* Begin *

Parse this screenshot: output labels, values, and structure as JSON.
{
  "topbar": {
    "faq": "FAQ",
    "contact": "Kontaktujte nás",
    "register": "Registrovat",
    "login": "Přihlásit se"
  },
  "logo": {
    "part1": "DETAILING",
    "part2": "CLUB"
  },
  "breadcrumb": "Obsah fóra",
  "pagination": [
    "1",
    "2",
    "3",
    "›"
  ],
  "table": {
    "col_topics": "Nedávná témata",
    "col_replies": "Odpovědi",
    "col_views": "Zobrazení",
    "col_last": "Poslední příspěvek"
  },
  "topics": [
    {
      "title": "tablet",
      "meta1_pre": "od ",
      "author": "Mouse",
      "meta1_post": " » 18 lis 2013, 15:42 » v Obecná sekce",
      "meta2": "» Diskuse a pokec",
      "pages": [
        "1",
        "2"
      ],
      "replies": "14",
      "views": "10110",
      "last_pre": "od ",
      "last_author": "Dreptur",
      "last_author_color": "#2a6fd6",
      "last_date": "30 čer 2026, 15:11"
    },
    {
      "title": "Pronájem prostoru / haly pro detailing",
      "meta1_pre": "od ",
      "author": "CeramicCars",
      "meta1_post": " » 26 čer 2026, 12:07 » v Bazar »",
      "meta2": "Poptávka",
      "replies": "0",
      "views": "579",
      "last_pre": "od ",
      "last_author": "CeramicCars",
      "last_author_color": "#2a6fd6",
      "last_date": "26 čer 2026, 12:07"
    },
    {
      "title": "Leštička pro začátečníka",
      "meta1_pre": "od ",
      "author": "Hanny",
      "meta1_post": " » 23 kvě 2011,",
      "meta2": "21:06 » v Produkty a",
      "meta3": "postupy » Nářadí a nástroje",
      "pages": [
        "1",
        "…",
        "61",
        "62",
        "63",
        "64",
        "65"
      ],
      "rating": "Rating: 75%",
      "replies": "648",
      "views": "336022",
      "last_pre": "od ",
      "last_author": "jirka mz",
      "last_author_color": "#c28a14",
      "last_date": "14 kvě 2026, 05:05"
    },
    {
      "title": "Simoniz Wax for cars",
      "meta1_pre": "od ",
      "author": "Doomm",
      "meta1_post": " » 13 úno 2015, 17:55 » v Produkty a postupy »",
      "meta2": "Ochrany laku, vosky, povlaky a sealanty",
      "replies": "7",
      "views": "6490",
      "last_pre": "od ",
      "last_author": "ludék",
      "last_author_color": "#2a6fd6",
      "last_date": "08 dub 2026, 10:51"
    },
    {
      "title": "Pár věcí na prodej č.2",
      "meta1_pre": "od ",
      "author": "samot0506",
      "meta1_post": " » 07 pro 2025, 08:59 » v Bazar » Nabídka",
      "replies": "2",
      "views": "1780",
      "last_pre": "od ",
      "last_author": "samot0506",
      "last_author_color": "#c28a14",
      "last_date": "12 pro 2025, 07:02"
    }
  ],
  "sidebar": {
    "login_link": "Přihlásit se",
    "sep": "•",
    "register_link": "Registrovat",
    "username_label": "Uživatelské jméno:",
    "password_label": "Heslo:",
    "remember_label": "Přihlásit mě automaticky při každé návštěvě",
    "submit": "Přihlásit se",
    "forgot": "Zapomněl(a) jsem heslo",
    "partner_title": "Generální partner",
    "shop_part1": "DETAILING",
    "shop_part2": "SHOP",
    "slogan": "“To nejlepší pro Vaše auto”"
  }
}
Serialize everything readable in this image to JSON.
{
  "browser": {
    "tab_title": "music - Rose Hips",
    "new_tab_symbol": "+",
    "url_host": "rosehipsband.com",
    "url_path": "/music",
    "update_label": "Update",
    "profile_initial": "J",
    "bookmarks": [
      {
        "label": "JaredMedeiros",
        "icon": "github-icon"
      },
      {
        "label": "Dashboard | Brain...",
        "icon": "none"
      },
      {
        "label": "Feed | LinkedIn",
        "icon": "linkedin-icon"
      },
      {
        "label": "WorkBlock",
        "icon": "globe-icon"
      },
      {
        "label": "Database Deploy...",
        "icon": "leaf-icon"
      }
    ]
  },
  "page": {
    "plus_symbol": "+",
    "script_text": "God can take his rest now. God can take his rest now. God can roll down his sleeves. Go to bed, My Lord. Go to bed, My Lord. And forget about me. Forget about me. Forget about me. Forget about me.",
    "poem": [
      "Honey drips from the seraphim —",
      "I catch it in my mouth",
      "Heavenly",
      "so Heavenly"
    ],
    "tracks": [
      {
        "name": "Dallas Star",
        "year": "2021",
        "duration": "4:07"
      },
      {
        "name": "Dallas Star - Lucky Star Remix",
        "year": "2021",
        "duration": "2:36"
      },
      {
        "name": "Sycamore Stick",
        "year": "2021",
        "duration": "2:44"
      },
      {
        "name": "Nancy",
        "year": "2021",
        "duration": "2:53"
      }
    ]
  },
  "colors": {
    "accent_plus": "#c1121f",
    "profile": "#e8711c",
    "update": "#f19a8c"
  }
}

* End *

TASK TO COMPLETE »
Reproduce the entries above in full by retyping them exactly.

TASK RESPONSE »
Parse this screenshot: output labels, values, and structure as JSON.
{
  "topbar": {
    "faq": "FAQ",
    "contact": "Kontaktujte nás",
    "register": "Registrovat",
    "login": "Přihlásit se"
  },
  "logo": {
    "part1": "DETAILING",
    "part2": "CLUB"
  },
  "breadcrumb": "Obsah fóra",
  "pagination": [
    "1",
    "2",
    "3",
    "›"
  ],
  "table": {
    "col_topics": "Nedávná témata",
    "col_replies": "Odpovědi",
    "col_views": "Zobrazení",
    "col_last": "Poslední příspěvek"
  },
  "topics": [
    {
      "title": "tablet",
      "meta1_pre": "od ",
      "author": "Mouse",
      "meta1_post": " » 18 lis 2013, 15:42 » v Obecná sekce",
      "meta2": "» Diskuse a pokec",
      "pages": [
        "1",
        "2"
      ],
      "replies": "14",
      "views": "10110",
      "last_pre": "od ",
      "last_author": "Dreptur",
      "last_author_color": "#2a6fd6",
      "last_date": "30 čer 2026, 15:11"
    },
    {
      "title": "Pronájem prostoru / haly pro detailing",
      "meta1_pre": "od ",
      "author": "CeramicCars",
      "meta1_post": " » 26 čer 2026, 12:07 » v Bazar »",
      "meta2": "Poptávka",
      "replies": "0",
      "views": "579",
      "last_pre": "od ",
      "last_author": "CeramicCars",
      "last_author_color": "#2a6fd6",
      "last_date": "26 čer 2026, 12:07"
    },
    {
      "title": "Leštička pro začátečníka",
      "meta1_pre": "od ",
      "author": "Hanny",
      "meta1_post": " » 23 kvě 2011,",
      "meta2": "21:06 » v Produkty a",
      "meta3": "postupy » Nářadí a nástroje",
      "pages": [
        "1",
        "…",
        "61",
        "62",
        "63",
        "64",
        "65"
      ],
      "rating": "Rating: 75%",
      "replies": "648",
      "views": "336022",
      "last_pre": "od ",
      "last_author": "jirka mz",
      "last_author_color": "#c28a14",
      "last_date": "14 kvě 2026, 05:05"
    },
    {
      "title": "Simoniz Wax for cars",
      "meta1_pre": "od ",
      "author": "Doomm",
      "meta1_post": " » 13 úno 2015, 17:55 » v Produkty a postupy »",
      "meta2": "Ochrany laku, vosky, povlaky a sealanty",
      "replies": "7",
      "views": "6490",
      "last_pre": "od ",
      "last_author": "ludék",
      "last_author_color": "#2a6fd6",
      "last_date": "08 dub 2026, 10:51"
    },
    {
      "title": "Pár věcí na prodej č.2",
      "meta1_pre": "od ",
      "author": "samot0506",
      "meta1_post": " » 07 pro 2025, 08:59 » v Bazar » Nabídka",
      "replies": "2",
      "views": "1780",
      "last_pre": "od ",
      "last_author": "samot0506",
      "last_author_color": "#c28a14",
      "last_date": "12 pro 2025, 07:02"
    }
  ],
  "sidebar": {
    "login_link": "Přihlásit se",
    "sep": "•",
    "register_link": "Registrovat",
    "username_label": "Uživatelské jméno:",
    "password_label": "Heslo:",
    "remember_label": "Přihlásit mě automaticky při každé návštěvě",
    "submit": "Přihlásit se",
    "forgot": "Zapomněl(a) jsem heslo",
    "partner_title": "Generální partner",
    "shop_part1": "DETAILING",
    "shop_part2": "SHOP",
    "slogan": "“To nejlepší pro Vaše auto”"
  }
}
Serialize everything readable in this image to JSON.
{
  "browser": {
    "tab_title": "music - Rose Hips",
    "new_tab_symbol": "+",
    "url_host": "rosehipsband.com",
    "url_path": "/music",
    "update_label": "Update",
    "profile_initial": "J",
    "bookmarks": [
      {
        "label": "JaredMedeiros",
        "icon": "github-icon"
      },
      {
        "label": "Dashboard | Brain...",
        "icon": "none"
      },
      {
        "label": "Feed | LinkedIn",
        "icon": "linkedin-icon"
      },
      {
        "label": "WorkBlock",
        "icon": "globe-icon"
      },
      {
        "label": "Database Deploy...",
        "icon": "leaf-icon"
      }
    ]
  },
  "page": {
    "plus_symbol": "+",
    "script_text": "God can take his rest now. God can take his rest now. God can roll down his sleeves. Go to bed, My Lord. Go to bed, My Lord. And forget about me. Forget about me. Forget about me. Forget about me.",
    "poem": [
      "Honey drips from the seraphim —",
      "I catch it in my mouth",
      "Heavenly",
      "so Heavenly"
    ],
    "tracks": [
      {
        "name": "Dallas Star",
        "year": "2021",
        "duration": "4:07"
      },
      {
        "name": "Dallas Star - Lucky Star Remix",
        "year": "2021",
        "duration": "2:36"
      },
      {
        "name": "Sycamore Stick",
        "year": "2021",
        "duration": "2:44"
      },
      {
        "name": "Nancy",
        "year": "2021",
        "duration": "2:53"
      }
    ]
  },
  "colors": {
    "accent_plus": "#c1121f",
    "profile": "#e8711c",
    "update": "#f19a8c"
  }
}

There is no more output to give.